Task to carry out: Copy all of the material below exactly.

—————

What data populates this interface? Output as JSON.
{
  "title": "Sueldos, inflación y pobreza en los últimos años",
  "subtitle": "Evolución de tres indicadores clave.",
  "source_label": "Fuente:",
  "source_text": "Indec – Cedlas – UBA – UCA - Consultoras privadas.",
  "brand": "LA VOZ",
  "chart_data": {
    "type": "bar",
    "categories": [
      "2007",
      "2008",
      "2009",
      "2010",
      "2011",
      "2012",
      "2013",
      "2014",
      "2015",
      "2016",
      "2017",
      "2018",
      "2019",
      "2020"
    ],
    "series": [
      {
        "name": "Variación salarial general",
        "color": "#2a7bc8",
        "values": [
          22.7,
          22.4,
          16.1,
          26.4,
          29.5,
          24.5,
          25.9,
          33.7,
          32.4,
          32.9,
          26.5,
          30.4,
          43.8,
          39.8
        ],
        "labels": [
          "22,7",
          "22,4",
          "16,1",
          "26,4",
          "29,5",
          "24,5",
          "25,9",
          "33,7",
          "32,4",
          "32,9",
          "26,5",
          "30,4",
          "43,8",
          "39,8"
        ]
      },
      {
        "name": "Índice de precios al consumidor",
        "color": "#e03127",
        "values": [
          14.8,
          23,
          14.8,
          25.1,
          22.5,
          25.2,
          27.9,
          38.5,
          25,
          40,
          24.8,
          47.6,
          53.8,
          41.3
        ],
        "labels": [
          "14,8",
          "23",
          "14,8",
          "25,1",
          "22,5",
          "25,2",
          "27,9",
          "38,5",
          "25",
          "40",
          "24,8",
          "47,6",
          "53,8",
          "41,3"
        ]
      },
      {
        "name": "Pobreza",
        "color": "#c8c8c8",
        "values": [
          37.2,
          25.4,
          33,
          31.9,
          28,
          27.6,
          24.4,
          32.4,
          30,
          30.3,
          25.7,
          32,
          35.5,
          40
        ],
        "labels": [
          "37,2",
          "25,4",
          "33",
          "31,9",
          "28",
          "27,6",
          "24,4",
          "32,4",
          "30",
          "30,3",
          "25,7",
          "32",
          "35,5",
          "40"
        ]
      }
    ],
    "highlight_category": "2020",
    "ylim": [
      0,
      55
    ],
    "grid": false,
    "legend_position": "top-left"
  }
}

—————

Task response:
What data populates this interface? Output as JSON.
{
  "title": "Sueldos, inflación y pobreza en los últimos años",
  "subtitle": "Evolución de tres indicadores clave.",
  "source_label": "Fuente:",
  "source_text": "Indec – Cedlas – UBA – UCA - Consultoras privadas.",
  "brand": "LA VOZ",
  "chart_data": {
    "type": "bar",
    "categories": [
      "2007",
      "2008",
      "2009",
      "2010",
      "2011",
      "2012",
      "2013",
      "2014",
      "2015",
      "2016",
      "2017",
      "2018",
      "2019",
      "2020"
    ],
    "series": [
      {
        "name": "Variación salarial general",
        "color": "#2a7bc8",
        "values": [
          22.7,
          22.4,
          16.1,
          26.4,
          29.5,
          24.5,
          25.9,
          33.7,
          32.4,
          32.9,
          26.5,
          30.4,
          43.8,
          39.8
        ],
        "labels": [
          "22,7",
          "22,4",
          "16,1",
          "26,4",
          "29,5",
          "24,5",
          "25,9",
          "33,7",
          "32,4",
          "32,9",
          "26,5",
          "30,4",
          "43,8",
          "39,8"
        ]
      },
      {
        "name": "Índice de precios al consumidor",
        "color": "#e03127",
        "values": [
          14.8,
          23,
          14.8,
          25.1,
          22.5,
          25.2,
          27.9,
          38.5,
          25,
          40,
          24.8,
          47.6,
          53.8,
          41.3
        ],
        "labels": [
          "14,8",
          "23",
          "14,8",
          "25,1",
          "22,5",
          "25,2",
          "27,9",
          "38,5",
          "25",
          "40",
          "24,8",
          "47,6",
          "53,8",
          "41,3"
        ]
      },
      {
        "name": "Pobreza",
        "color": "#c8c8c8",
        "values": [
          37.2,
          25.4,
          33,
          31.9,
          28,
          27.6,
          24.4,
          32.4,
          30,
          30.3,
          25.7,
          32,
          35.5,
          40
        ],
        "labels": [
          "37,2",
          "25,4",
          "33",
          "31,9",
          "28",
          "27,6",
          "24,4",
          "32,4",
          "30",
          "30,3",
          "25,7",
          "32",
          "35,5",
          "40"
        ]
      }
    ],
    "highlight_category": "2020",
    "ylim": [
      0,
      55
    ],
    "grid": false,
    "legend_position": "top-left"
  }
}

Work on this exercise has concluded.